_Material supplied:_

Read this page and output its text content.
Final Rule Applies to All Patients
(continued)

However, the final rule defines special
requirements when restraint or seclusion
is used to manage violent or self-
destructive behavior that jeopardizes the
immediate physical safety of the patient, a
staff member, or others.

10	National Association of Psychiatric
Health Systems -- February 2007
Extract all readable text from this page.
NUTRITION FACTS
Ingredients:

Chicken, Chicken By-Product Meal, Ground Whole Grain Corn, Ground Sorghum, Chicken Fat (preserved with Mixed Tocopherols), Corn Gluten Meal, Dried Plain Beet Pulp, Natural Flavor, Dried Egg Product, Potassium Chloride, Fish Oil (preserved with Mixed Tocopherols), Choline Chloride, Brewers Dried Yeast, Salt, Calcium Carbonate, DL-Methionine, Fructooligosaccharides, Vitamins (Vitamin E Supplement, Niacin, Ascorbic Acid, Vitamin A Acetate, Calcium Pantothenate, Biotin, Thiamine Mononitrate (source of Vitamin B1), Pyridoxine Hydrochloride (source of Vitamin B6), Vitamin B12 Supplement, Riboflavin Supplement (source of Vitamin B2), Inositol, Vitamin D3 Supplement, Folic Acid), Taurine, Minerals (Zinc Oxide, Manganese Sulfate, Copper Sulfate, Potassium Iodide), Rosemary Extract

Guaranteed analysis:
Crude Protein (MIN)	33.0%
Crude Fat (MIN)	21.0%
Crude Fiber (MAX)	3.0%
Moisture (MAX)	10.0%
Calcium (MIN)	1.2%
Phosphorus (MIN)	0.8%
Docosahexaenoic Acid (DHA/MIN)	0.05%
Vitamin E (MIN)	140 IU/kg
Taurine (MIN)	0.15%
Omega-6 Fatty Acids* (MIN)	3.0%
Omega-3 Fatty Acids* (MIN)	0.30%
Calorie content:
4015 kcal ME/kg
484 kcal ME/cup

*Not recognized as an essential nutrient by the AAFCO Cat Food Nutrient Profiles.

_To do:_ Nothing but the lines from the one containing "Extract all readable text from this page." through the last line of the data above should be set down, word for word.

_Response below:_
Extract all readable text from this page.
NUTRITION FACTS
Ingredients:

Chicken, Chicken By-Product Meal, Ground Whole Grain Corn, Ground Sorghum, Chicken Fat (preserved with Mixed Tocopherols), Corn Gluten Meal, Dried Plain Beet Pulp, Natural Flavor, Dried Egg Product, Potassium Chloride, Fish Oil (preserved with Mixed Tocopherols), Choline Chloride, Brewers Dried Yeast, Salt, Calcium Carbonate, DL-Methionine, Fructooligosaccharides, Vitamins (Vitamin E Supplement, Niacin, Ascorbic Acid, Vitamin A Acetate, Calcium Pantothenate, Biotin, Thiamine Mononitrate (source of Vitamin B1), Pyridoxine Hydrochloride (source of Vitamin B6), Vitamin B12 Supplement, Riboflavin Supplement (source of Vitamin B2), Inositol, Vitamin D3 Supplement, Folic Acid), Taurine, Minerals (Zinc Oxide, Manganese Sulfate, Copper Sulfate, Potassium Iodide), Rosemary Extract

Guaranteed analysis:
Crude Protein (MIN)	33.0%
Crude Fat (MIN)	21.0%
Crude Fiber (MAX)	3.0%
Moisture (MAX)	10.0%
Calcium (MIN)	1.2%
Phosphorus (MIN)	0.8%
Docosahexaenoic Acid (DHA/MIN)	0.05%
Vitamin E (MIN)	140 IU/kg
Taurine (MIN)	0.15%
Omega-6 Fatty Acids* (MIN)	3.0%
Omega-3 Fatty Acids* (MIN)	0.30%
Calorie content:
4015 kcal ME/kg
484 kcal ME/cup

*Not recognized as an essential nutrient by the AAFCO Cat Food Nutrient Profiles.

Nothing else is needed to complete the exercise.